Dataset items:
============
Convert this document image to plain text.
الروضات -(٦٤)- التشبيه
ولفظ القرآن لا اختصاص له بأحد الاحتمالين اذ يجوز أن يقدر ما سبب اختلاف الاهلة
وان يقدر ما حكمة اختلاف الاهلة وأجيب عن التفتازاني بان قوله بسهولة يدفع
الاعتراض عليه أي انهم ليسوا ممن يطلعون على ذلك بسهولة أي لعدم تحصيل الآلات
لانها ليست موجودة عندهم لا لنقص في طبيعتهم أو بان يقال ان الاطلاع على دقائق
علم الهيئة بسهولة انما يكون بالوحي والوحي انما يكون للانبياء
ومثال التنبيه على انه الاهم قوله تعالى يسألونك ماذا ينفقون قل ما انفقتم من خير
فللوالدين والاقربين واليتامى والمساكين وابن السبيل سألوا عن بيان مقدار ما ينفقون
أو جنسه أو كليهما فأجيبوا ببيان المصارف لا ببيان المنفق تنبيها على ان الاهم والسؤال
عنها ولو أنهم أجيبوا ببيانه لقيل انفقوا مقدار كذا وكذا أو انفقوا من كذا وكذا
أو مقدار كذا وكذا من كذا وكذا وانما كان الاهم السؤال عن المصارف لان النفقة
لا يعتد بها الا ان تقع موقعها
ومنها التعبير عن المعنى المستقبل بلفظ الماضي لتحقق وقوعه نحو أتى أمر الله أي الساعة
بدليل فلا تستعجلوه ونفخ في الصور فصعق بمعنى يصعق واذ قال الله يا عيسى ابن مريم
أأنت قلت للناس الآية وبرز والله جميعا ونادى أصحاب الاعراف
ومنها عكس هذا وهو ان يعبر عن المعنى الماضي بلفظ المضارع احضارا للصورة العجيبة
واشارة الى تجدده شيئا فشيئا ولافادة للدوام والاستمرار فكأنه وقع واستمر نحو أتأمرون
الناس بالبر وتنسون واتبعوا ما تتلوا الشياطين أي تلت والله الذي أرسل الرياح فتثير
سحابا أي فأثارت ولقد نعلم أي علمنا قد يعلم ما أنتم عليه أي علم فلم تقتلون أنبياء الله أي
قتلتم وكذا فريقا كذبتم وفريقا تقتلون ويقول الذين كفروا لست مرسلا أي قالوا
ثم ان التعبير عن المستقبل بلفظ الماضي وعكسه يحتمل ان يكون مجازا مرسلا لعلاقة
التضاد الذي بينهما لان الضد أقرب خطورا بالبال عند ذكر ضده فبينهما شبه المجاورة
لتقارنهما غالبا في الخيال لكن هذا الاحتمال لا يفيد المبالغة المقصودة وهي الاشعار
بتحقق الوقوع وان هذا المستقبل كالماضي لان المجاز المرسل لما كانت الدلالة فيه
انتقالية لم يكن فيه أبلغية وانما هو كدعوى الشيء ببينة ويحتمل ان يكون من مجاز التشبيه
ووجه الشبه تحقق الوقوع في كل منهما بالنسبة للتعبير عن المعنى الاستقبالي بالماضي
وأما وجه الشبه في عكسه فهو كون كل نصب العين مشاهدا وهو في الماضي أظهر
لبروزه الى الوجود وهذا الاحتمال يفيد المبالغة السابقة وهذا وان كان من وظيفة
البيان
============
** Task to complete **
Within the listing above, copy each line that has the string "المستقبل".

** Solution below **
ومنها التعبير عن المعنى المستقبل بلفظ الماضي لتحقق وقوعه نحو أتى أمر الله أي الساعة
ثم ان التعبير عن المستقبل بلفظ الماضي وعكسه يحتمل ان يكون مجازا مرسلا لعلاقة
بتحقق الوقوع وان هذا المستقبل كالماضي لان المجاز المرسل لما كانت الدلالة فيه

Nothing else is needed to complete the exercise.